### Extrait
_ _ _ _
Mais Sophie de Bavière ne recule pas pour autant. A la mort de sa mère en 1841, elle s’impose comme une cheffe de famille solide. Cette solidité lui sera d’ailleurs salvatrice quand, en 1848, a lieu la révolution autrichienne. Metternich est obligé de s’exiler, la Hongrie se soulève, et la famille impériale décide de fuir. Dans un premier temps ils se rendent à Innsbruck, puis à Prague et ensuite à Olmütz. 

Le trône pour objectif 

Cette révolution inquiète énormément le pouvoir impérial. Les révolutionnaires exigent des libertés politiques, et des droits démocratiques. L’exil de Metternich témoigne de la réelle menace que constitue cette insurrection. L’empereur Ferdinand Ier est incapable de calmer les choses, il ne sait pas régner. Alors Sophie, aidée de sa demi-sœur et l’impératrice Marie-Anne, décide qu’il faut agir. Ensemble, elles parviennent à convaincre Ferdinand Ier d’abdiquer, ce que l’homme fait. Cet épisode est appelé “Le complot des Dames”.

Ensuite, Sophie va convaincre son mari de renoncer au trône impérial au profit de leur fils, le jeune François Joseph, âgé tout juste de 18 ans. Totalement dévoué à sa femme, François-Charles accepte. Ainsi, de par son influence et sa popularité dans les hautes sphères autrichiennes, Sophie parvient à installer son fils sur le trône. En faisant cela, elle renonce au trône pour elle-même. C’est un choix calculé, car elle ne compte pas s’éloigner du pouvoir pour autant. 

L’archiduchesse au sommet du pouvoir

Régner dans l’ombre 

Le 2 décembre 1848, François-Joseph accepte sa charge d’empereur, on dit qu’il aurait déclaré “Adieu ma jeunesse”, comprenant la charge colossale qui lui incombe. Il décide de prendre comme devise “Viribus unitis” qui veut dire “avec nos forces unies” et entreprend de rentrer à Vienne où les soulèvements ont été réprimés de manière sanglante. La révolution autrichienne a échoué. Le jeune homme s’appuie énormément sur sa mère Sophie, pour gouverner, ainsi que sur le prince Felix zu Schwarzenberg qui a grandement contribué à la mettre sur le trône. Ensemble ils rétablissent les Habsbourg et leur pouvoir avec une fermeté très associée à Sophie.
_ _ _ _
### Données fournies
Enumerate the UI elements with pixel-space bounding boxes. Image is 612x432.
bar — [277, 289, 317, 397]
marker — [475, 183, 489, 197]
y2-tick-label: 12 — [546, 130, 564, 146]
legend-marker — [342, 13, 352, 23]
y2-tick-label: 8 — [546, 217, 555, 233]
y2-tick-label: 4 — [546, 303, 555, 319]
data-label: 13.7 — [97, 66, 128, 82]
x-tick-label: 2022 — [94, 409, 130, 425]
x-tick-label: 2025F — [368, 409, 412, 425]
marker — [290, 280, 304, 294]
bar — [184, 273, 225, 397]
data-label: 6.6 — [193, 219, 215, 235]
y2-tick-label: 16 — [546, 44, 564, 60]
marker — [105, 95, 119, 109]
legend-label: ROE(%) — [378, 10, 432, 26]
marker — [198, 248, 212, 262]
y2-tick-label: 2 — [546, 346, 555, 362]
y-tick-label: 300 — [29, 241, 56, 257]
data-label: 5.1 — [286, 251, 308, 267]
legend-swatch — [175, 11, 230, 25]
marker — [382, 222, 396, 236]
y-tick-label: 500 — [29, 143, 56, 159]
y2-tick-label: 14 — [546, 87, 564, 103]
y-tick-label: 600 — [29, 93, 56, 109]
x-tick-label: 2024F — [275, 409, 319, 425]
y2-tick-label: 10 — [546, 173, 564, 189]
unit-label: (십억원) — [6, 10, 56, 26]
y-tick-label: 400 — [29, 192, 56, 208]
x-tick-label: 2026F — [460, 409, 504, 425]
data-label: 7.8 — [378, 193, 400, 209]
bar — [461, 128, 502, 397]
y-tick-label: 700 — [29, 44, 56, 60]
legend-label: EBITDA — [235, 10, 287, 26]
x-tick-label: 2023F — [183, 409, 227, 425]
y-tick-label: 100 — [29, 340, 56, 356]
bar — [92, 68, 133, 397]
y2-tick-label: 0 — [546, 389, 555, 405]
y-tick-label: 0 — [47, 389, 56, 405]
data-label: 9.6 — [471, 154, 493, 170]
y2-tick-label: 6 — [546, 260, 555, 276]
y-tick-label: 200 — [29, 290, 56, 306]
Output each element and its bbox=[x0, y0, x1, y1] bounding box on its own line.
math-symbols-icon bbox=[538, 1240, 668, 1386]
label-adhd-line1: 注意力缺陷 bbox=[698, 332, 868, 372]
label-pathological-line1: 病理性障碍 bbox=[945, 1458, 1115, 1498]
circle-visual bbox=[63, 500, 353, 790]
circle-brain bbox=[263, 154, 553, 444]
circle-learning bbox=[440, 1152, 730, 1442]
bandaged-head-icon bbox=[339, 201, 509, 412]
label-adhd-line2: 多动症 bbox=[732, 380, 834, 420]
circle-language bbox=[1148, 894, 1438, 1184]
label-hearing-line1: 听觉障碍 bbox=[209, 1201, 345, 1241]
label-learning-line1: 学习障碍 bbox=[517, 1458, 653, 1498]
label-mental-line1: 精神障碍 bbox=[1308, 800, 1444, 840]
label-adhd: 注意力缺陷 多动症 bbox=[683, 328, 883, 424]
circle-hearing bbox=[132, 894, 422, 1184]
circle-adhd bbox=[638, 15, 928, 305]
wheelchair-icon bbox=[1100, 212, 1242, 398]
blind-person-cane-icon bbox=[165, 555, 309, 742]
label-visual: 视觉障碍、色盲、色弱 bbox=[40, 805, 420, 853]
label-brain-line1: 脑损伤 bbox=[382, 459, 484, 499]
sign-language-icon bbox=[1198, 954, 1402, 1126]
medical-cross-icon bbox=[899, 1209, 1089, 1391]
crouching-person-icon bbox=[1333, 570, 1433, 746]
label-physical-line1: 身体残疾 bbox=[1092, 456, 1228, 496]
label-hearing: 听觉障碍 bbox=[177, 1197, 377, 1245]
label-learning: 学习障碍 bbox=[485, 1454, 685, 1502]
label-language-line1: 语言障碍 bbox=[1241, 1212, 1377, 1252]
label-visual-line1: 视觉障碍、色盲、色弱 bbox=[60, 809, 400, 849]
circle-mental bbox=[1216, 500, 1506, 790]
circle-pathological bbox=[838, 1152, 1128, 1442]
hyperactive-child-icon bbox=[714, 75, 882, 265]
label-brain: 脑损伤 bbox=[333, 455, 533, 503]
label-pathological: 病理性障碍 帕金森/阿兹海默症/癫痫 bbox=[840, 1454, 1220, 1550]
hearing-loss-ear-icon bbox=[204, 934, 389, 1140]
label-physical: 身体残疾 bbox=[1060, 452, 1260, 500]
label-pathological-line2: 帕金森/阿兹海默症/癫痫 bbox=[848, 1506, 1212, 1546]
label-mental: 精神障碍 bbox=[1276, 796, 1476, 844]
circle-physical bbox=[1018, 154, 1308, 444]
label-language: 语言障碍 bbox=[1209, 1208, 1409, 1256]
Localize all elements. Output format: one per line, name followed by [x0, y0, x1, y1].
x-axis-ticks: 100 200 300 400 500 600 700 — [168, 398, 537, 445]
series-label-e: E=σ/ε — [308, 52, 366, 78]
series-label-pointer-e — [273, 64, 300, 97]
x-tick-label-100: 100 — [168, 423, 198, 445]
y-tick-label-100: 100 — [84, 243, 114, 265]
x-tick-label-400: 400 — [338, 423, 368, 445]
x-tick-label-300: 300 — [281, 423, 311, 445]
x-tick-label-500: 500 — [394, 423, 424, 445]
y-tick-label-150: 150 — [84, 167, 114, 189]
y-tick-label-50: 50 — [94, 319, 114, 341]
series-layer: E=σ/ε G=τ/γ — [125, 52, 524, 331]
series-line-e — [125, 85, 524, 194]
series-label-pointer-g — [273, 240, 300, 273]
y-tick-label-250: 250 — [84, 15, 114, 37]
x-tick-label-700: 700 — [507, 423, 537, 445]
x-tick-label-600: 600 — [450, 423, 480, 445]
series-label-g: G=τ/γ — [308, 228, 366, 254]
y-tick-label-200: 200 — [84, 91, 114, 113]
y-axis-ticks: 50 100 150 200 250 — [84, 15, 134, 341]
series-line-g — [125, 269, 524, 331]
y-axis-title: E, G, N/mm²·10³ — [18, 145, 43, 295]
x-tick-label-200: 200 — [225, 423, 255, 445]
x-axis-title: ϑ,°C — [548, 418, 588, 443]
_ _ _ _
### Problèmes à résoudre
A: Pouvez-vous recopier mot pour mot, dans l'extrait sur Sophie de Bavière, le passage qui va de « L’archiduchesse au sommet » jusqu'à « associée à Sophie. » ?
B: Quelles sont toutes les villes nommées dans l'extrait sur Sophie de Bavière ?

### Les réponses
A:
L’archiduchesse au sommet du pouvoir

Régner dans l’ombre 

Le 2 décembre 1848, François-Joseph accepte sa charge d’empereur, on dit qu’il aurait déclaré “Adieu ma jeunesse”, comprenant la charge colossale qui lui incombe. Il décide de prendre comme devise “Viribus unitis” qui veut dire “avec nos forces unies” et entreprend de rentrer à Vienne où les soulèvements ont été réprimés de manière sanglante. La révolution autrichienne a échoué. Le jeune homme s’appuie énormément sur sa mère Sophie, pour gouverner, ainsi que sur le prince Felix zu Schwarzenberg qui a grandement contribué à la mettre sur le trône. Ensemble ils rétablissent les Habsbourg et leur pouvoir avec une fermeté très associée à Sophie.

B: Innsbruck, Prague, Olmütz, Vienne